BEGIN Document excerpt
It's always good to hear of studs allowing stallions to run with mares. But how common is it really outside the world of native ponies?


----------



## siennamum (23 January 2013)

fburton said:



			It's always good to hear of studs allowing stallions to run with mares. But how common is it really outside the world of native ponies?
		
Click to expand...

The stud I was at was a warmblood stud. I am of a mind tho that stallions kept in work and used for AI woudl also have a pretty ok life, not much different to other competition horses, mares are after all also entire.

The issue seems to be where the horse may not have a job apart from covering and is kept in pretty isolated conditions the rest of the time. I suspect that a horse like Saddlers Wells has a pretty decent life so even then the horse isn't exactly suffering imo.


----------



## tallyho! (23 January 2013)

fburton said:



			It's always good to hear of studs allowing stallions to run with mares. But how common is it really outside the world of native ponies?
		
Click to expand...

Well, myself, I can only speak for the PRE studs that I know of in this country.

Annd, having said the above, I don't know how similar set-ups for other breeds wouldn't work unless the breeders just didn't like the idea... set-up for AI etc... 

Most stallys and mares are there to do one job... breed. Can understand where stricter set up is required for competing stally's needing to be kept pristine. I don't know enough outside the world I know to really comment though.


----------



## lastchancer (23 January 2013)

fburton said:



			It's always good to hear of studs allowing stallions to run with mares. But how common is it really outside the world of native ponies?
		
Click to expand...

Perhaps not as common as it should be, interesting comments made about the connection between coddled horses and navicular.
END Document excerpt
BEGIN Excerpted records
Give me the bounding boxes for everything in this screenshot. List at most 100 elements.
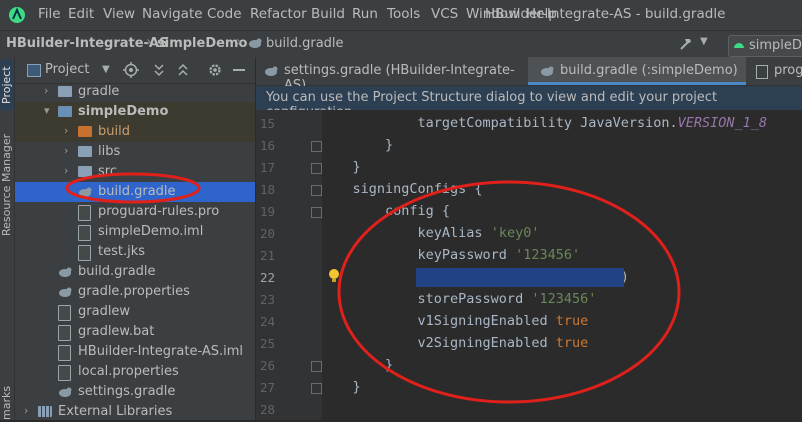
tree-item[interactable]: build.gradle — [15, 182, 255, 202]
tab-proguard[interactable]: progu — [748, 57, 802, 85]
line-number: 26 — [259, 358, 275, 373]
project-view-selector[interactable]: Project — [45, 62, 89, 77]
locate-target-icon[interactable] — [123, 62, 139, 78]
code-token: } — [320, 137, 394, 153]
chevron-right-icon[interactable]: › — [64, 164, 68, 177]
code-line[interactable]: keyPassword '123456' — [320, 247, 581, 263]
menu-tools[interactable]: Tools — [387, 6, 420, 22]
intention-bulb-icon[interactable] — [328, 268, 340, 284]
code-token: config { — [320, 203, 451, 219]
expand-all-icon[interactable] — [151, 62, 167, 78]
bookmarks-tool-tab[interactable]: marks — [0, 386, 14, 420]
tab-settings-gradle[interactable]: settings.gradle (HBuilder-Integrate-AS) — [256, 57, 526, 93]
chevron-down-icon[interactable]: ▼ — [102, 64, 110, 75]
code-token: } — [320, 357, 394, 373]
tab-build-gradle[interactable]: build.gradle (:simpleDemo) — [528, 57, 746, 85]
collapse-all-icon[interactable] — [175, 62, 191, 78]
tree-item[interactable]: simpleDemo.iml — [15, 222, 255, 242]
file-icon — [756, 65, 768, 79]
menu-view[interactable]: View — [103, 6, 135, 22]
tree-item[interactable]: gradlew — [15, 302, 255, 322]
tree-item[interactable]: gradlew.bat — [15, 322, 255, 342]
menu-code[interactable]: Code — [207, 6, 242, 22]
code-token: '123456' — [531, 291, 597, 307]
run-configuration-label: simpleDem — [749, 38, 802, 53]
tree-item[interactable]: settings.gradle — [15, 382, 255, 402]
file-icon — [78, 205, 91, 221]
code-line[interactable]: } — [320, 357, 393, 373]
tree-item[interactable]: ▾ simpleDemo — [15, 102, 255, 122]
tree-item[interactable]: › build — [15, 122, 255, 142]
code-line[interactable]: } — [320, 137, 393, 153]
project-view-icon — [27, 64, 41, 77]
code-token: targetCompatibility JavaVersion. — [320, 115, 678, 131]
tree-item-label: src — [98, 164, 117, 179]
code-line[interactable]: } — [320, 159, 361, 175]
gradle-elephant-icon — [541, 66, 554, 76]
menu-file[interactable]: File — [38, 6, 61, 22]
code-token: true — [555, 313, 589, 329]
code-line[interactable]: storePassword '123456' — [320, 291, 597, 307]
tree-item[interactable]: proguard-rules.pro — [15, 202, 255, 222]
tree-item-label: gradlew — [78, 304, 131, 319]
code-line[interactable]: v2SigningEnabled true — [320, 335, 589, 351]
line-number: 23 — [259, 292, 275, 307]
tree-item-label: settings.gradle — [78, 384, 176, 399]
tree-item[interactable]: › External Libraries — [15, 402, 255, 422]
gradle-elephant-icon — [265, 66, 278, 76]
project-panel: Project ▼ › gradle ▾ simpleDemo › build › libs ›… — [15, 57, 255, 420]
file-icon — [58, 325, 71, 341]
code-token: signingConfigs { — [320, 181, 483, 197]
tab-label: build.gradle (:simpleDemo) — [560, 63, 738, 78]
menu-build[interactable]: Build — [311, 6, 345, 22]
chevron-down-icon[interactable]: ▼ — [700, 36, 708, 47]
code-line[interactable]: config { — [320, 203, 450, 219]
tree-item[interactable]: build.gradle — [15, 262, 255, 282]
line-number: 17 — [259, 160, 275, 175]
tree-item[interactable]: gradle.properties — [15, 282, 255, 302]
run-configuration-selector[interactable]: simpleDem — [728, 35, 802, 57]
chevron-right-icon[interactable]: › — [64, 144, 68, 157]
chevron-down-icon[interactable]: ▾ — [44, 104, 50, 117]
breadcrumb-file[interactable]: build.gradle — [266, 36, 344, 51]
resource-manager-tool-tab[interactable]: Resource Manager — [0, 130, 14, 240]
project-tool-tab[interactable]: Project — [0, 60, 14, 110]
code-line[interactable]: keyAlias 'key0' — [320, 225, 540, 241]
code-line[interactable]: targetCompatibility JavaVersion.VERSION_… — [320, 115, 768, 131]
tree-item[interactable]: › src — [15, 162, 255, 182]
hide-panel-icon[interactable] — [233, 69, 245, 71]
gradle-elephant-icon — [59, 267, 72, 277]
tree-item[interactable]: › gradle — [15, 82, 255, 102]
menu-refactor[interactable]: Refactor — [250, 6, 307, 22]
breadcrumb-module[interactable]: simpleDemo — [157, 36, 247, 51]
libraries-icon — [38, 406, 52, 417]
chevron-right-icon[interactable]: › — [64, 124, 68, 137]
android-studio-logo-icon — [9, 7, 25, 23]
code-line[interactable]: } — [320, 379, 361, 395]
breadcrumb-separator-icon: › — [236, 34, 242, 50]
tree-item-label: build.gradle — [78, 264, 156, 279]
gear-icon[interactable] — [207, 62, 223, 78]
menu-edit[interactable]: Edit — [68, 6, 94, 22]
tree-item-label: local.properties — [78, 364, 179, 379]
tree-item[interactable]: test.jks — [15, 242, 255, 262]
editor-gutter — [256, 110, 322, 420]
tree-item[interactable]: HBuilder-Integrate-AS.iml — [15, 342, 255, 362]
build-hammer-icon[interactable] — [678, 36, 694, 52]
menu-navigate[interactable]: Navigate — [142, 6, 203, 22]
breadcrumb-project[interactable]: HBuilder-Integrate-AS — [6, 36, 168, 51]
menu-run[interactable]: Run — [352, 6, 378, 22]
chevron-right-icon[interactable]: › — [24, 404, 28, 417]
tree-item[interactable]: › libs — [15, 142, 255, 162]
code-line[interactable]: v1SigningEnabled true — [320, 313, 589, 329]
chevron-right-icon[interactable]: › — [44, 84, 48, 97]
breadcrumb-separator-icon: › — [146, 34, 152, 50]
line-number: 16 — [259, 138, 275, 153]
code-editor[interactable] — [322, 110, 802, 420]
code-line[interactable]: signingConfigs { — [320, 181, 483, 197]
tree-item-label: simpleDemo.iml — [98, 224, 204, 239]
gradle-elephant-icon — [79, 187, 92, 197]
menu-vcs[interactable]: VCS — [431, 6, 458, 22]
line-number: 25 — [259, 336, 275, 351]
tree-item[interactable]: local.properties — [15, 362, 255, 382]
END Excerpted records
Required tasks:
A - In the forum thread on stallions running with mares, what kind of stud did siennamum say they had been at?
B - Carry on the forum thread about stallions running with mares from the point where it stops.
The listing is separate material, unrelated to the forum thread on stallions running with mares.

Answers by task:
A - A warmblood stud.

B -
----------



## Cortez (23 January 2013)

cptrayes said:



			Numpty question from a non-breeder - I assume that if you do this (and I wish more places would) then you put one stallion with his mares and keep a big distance between stallions if you have more than one?

The way we are going with breeding, (except TBs where it has to be natural cover I think) anyone would think the horse can't reproduce without human help 

Click to expand...

Yes, each stallion had his own paddock, double fenced but they could all see each other and any new or visiting mares that came in, and mares were put in with whichever stallion they were due to be covered by and left all together until the outside mares went home; our own mares lived in with their "husbands" full time. And these were competing stallions too, they happily went off to competitions and came straight back to their paddocks full of vim and vigour. Did it this way for around 13 years and had one of the highest conception rates in the entire breed society. And very happy horses


----------



## Goldenstar (23 January 2013)

Cortez said:



			Yes, each stallion had his own paddock, double fenced but they could all see each other and any new or visiting mares that came in, and mares were put in with whichever stallion they were due to be covered by and left all together until the outside mares went home; our own mares lived in with their "husbands" full time. And these were competing stallions too, they happily went off to competitions and came straight back to their paddocks full of vim and vigour. Did it this way for around 13 years and had one of the highest conception rates in the entire breed society. And very happy horses 

Click to expand...

Sounds lovely .
The first mare I tried to breed from ( sadly she never took.) went to a Clydesdale / Anglo arab stallion he ran with the mares as we drove down the lane to farm you could see him standing in a hillock watching his next lady arrive he was a lovely laid back chap.


----------



## Dry Rot (23 January 2013)

First of all, the OP's question. No, I don't smack my ponies as there is no need for it. I was outraged when the judge mounted my Highland stallion at a show and promptly gave him a couple of heavy whacks with his crop. What for? The fact that the man is also a college lecturer made it all the more extraordinary to me.

Having said that, I can't say I would never smack a horse -- or dog. If I did, it would be like the plumber called in to sort a housewife's boiler. The plumber looks at the boiler for a couple of minutes, then hits it with his hammer. The boiler immediately starts working again.  "That will be £50, ma'am".  The housewife is outraged. "How can you possibly justify that for two minutes work?", she asks. "Well", replies the plumber, "I only charged 50p for the tap with the hammer. I charged you £49.50 for my forty years experience and knowing where to hit the boiler and how hard".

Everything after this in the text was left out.